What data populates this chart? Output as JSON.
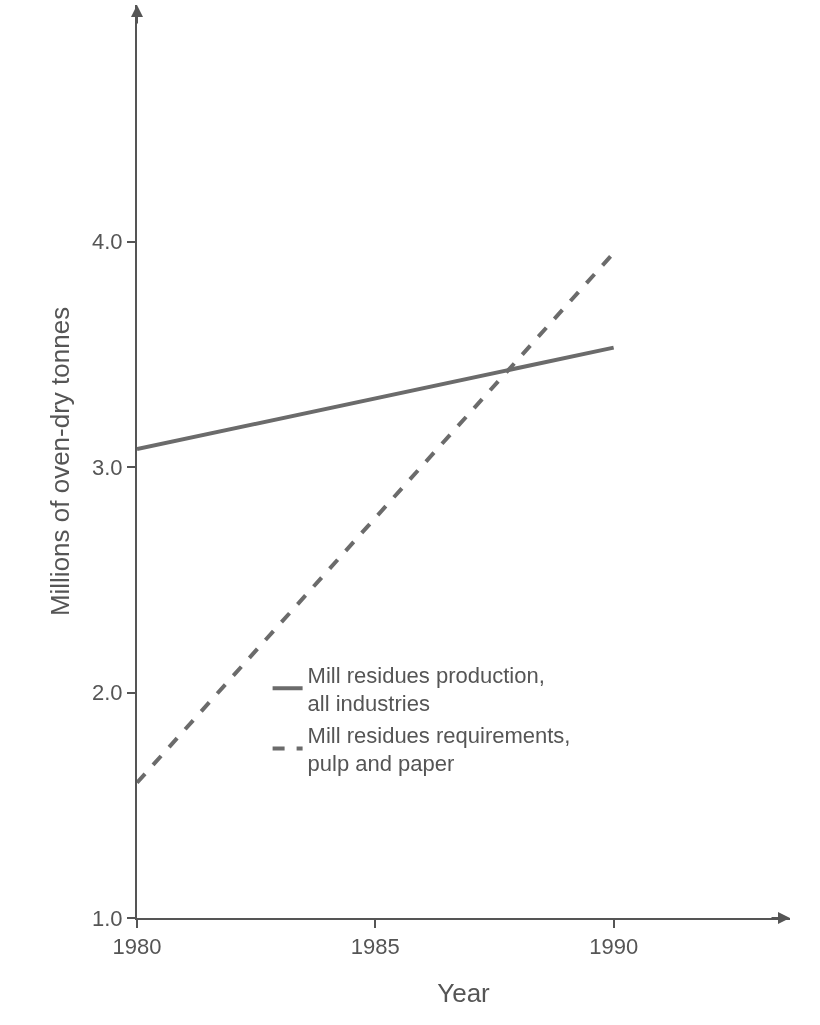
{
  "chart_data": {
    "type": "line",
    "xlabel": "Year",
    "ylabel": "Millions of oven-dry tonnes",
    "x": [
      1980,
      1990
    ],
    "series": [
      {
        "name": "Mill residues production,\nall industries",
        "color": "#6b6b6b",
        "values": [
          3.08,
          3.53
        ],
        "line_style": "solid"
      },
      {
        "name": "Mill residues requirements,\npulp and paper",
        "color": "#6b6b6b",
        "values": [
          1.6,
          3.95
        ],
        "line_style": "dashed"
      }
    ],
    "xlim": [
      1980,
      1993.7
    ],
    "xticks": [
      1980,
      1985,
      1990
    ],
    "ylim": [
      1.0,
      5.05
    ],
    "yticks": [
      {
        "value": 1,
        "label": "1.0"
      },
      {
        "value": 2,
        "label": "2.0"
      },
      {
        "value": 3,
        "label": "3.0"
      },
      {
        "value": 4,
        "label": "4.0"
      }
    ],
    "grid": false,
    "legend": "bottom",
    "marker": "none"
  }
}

---

Exactly as written, return every line of the listing, but not the pictures.

What data populates this chart? Output as JSON.
{
  "chart_data": {
    "type": "line",
    "xlabel": "Year",
    "ylabel": "Millions of oven-dry tonnes",
    "x": [
      1980,
      1990
    ],
    "series": [
      {
        "name": "Mill residues production,\nall industries",
        "color": "#6b6b6b",
        "values": [
          3.08,
          3.53
        ],
        "line_style": "solid"
      },
      {
        "name": "Mill residues requirements,\npulp and paper",
        "color": "#6b6b6b",
        "values": [
          1.6,
          3.95
        ],
        "line_style": "dashed"
      }
    ],
    "xlim": [
      1980,
      1993.7
    ],
    "xticks": [
      1980,
      1985,
      1990
    ],
    "ylim": [
      1.0,
      5.05
    ],
    "yticks": [
      {
        "value": 1,
        "label": "1.0"
      },
      {
        "value": 2,
        "label": "2.0"
      },
      {
        "value": 3,
        "label": "3.0"
      },
      {
        "value": 4,
        "label": "4.0"
      }
    ],
    "grid": false,
    "legend": "bottom",
    "marker": "none"
  }
}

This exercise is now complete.